### WHAT YOU WILL DO:
Scan the lines and state how many carry "这时的你". Leave out everything but the number.

*** TASK INPUTS ***

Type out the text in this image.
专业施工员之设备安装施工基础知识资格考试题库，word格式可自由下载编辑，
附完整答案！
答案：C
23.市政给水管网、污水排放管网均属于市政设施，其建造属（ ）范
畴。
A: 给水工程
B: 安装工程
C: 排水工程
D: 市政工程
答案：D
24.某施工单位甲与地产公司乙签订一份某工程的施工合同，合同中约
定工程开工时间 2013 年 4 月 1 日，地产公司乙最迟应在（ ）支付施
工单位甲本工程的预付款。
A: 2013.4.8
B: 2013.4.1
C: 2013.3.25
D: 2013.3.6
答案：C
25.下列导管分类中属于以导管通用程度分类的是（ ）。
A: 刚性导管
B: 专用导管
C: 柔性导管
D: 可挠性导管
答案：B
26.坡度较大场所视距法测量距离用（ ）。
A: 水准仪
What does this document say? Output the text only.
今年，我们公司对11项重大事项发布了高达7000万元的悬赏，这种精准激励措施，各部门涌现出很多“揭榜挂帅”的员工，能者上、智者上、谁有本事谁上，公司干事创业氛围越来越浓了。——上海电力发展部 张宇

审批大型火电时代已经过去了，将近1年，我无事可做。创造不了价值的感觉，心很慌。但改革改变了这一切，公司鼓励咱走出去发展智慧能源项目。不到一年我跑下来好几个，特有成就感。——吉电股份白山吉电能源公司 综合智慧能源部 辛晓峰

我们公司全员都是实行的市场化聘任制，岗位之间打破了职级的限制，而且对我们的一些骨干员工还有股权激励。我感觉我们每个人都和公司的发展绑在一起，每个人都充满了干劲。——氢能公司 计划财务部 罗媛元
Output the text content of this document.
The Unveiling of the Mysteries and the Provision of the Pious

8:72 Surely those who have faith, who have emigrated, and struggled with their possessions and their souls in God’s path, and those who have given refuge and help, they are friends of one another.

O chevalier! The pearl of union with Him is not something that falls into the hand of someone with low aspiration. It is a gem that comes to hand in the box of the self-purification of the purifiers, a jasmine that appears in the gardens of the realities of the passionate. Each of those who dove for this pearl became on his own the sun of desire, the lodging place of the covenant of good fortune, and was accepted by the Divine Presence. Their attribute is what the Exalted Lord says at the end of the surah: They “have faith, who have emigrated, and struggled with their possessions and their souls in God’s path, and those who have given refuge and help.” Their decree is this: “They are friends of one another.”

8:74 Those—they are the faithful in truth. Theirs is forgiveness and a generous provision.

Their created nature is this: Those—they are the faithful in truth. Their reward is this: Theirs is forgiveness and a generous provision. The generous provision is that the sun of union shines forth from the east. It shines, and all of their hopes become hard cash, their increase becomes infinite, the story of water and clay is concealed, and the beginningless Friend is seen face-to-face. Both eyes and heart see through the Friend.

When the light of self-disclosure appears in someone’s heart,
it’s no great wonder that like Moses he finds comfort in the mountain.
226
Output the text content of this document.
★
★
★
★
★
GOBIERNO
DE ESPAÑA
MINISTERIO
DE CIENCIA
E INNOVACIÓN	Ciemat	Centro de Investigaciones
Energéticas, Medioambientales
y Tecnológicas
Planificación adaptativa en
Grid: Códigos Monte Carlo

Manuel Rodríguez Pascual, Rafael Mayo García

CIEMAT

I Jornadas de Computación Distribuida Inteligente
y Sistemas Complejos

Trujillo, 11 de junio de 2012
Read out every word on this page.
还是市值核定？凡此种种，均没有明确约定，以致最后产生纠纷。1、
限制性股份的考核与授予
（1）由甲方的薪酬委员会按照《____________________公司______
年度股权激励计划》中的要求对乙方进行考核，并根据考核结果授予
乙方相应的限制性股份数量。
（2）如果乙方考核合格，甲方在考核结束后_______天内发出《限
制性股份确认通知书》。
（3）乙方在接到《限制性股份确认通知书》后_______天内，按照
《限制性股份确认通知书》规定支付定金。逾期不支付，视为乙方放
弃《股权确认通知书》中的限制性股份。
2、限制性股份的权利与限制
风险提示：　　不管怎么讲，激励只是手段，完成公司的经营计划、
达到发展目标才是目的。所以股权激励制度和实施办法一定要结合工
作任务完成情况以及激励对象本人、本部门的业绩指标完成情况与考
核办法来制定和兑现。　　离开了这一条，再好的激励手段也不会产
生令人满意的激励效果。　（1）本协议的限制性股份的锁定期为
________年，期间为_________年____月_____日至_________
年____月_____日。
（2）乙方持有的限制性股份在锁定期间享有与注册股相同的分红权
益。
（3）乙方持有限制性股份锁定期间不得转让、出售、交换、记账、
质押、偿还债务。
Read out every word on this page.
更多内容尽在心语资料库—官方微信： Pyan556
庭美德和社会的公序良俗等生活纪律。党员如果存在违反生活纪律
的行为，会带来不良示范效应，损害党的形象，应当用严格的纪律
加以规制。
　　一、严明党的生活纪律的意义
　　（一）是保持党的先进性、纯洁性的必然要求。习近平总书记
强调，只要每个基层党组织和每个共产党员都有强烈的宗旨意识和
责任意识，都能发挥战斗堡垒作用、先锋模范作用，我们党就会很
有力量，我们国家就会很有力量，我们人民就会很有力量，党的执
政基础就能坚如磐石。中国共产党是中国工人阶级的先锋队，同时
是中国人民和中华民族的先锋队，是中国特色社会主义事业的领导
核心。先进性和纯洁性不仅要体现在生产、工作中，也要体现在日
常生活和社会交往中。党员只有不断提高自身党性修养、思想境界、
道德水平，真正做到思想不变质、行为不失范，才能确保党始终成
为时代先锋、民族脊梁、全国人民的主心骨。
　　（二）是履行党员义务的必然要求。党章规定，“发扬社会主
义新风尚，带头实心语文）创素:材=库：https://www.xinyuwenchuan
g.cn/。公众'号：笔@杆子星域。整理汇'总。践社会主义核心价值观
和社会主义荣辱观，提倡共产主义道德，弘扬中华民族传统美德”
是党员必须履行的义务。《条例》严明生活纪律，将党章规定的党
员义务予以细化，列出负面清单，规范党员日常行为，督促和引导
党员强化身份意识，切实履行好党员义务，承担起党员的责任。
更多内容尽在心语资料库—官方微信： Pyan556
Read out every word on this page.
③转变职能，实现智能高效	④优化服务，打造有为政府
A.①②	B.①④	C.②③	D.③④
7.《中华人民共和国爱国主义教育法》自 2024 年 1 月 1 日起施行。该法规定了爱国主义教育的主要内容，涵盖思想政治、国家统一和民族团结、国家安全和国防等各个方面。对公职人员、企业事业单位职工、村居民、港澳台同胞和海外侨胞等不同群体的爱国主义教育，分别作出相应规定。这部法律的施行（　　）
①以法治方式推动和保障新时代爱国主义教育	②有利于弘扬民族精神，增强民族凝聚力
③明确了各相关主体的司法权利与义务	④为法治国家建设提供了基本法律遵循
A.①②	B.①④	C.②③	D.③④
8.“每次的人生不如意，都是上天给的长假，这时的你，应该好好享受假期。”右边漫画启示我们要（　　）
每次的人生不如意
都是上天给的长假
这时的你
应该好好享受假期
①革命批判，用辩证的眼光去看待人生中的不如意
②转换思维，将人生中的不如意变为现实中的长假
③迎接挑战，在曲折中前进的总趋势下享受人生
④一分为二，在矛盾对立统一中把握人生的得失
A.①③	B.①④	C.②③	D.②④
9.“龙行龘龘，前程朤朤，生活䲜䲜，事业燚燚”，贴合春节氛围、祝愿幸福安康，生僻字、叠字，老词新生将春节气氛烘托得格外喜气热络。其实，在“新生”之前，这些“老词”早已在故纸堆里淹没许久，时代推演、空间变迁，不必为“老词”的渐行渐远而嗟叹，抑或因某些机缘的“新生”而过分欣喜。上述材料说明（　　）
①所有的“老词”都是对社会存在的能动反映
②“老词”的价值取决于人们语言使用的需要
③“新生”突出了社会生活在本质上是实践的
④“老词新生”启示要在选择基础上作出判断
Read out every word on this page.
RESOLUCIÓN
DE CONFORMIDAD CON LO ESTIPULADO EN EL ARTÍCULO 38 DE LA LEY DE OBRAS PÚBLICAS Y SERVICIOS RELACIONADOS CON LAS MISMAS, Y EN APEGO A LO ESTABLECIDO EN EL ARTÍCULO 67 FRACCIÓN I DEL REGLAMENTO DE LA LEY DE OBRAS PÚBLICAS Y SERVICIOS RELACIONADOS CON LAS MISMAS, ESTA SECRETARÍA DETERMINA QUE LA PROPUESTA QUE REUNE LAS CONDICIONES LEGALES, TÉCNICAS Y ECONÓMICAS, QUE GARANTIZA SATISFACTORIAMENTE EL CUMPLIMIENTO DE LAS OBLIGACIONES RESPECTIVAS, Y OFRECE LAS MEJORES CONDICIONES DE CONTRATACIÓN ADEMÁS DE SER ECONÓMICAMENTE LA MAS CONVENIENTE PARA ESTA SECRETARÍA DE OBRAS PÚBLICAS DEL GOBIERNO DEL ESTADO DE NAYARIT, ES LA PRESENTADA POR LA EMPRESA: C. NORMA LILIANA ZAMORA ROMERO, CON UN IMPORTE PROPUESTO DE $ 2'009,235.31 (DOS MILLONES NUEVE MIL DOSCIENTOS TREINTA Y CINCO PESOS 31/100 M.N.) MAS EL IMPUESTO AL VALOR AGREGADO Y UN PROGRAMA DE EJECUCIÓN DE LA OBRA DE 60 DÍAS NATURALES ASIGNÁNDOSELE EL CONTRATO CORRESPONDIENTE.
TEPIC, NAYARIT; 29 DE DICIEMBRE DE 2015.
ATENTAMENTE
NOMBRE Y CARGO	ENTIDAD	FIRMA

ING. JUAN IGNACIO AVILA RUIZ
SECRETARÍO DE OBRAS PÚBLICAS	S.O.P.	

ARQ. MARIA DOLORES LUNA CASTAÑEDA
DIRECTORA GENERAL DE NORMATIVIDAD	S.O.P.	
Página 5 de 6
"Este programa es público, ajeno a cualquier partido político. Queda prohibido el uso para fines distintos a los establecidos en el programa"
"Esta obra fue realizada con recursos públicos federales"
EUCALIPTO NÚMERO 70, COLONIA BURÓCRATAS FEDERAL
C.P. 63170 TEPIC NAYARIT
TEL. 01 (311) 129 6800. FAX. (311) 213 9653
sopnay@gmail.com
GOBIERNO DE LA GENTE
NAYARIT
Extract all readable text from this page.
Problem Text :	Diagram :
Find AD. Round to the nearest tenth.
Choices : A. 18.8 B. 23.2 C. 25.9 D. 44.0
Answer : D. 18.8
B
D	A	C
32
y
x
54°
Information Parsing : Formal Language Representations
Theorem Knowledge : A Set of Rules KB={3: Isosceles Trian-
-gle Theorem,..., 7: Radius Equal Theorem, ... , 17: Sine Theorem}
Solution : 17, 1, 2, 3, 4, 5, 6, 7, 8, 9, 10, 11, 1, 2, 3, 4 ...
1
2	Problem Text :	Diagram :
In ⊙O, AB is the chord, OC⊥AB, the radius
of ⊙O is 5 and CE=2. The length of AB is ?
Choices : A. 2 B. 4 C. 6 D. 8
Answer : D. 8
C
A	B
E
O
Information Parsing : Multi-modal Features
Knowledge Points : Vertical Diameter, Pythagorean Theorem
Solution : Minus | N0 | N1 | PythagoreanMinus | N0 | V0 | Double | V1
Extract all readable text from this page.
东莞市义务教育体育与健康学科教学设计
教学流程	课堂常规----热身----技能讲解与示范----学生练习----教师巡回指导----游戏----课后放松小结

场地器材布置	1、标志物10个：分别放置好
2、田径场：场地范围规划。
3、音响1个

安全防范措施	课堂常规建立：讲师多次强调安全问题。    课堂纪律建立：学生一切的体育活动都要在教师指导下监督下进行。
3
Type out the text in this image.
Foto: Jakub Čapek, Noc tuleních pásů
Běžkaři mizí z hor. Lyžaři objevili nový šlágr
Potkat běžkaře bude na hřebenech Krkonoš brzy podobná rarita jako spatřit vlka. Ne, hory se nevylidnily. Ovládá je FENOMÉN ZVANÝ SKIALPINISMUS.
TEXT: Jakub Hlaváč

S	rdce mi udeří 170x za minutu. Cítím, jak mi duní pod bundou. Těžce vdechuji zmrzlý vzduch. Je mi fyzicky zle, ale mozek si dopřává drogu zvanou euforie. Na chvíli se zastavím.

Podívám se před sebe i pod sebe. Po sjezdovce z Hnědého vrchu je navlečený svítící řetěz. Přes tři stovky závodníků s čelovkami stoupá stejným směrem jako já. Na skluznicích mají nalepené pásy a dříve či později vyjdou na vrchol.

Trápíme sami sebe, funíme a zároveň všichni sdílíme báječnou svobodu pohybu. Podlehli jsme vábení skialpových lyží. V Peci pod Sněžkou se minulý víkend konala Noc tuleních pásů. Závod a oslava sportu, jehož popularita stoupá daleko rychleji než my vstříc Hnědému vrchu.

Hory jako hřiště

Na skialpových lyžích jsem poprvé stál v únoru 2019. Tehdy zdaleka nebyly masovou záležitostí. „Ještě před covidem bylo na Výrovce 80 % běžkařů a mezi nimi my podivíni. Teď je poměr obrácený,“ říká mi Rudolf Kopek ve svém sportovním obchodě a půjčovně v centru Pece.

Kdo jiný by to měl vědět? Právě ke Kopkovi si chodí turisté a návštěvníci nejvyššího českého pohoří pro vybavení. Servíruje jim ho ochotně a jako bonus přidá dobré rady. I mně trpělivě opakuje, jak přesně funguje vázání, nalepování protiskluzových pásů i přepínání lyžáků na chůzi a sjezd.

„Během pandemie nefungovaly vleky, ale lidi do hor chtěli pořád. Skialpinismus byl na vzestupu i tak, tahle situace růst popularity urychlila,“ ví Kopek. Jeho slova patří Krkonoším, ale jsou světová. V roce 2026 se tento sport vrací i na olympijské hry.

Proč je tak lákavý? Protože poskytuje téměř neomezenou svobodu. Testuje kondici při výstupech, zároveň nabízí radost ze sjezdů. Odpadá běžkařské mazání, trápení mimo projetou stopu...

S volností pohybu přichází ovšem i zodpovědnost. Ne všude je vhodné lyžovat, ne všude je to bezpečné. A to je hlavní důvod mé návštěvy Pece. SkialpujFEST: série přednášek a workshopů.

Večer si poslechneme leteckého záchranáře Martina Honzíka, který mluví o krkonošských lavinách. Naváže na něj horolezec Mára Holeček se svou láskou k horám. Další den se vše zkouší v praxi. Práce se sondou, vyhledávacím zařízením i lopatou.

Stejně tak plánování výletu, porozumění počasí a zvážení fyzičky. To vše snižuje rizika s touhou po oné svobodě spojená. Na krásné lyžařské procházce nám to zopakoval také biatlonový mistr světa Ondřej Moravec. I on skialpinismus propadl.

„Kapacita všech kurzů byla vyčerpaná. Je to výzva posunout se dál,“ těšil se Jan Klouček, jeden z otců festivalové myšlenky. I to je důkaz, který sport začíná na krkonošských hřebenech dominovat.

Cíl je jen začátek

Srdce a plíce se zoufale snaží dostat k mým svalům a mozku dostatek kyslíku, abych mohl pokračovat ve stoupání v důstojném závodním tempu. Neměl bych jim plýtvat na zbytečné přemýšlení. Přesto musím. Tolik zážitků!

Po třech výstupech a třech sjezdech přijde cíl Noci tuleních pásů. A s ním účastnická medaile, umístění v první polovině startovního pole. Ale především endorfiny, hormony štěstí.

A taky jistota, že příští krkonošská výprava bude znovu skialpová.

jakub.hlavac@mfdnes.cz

***

### TASK OUTPUT:
2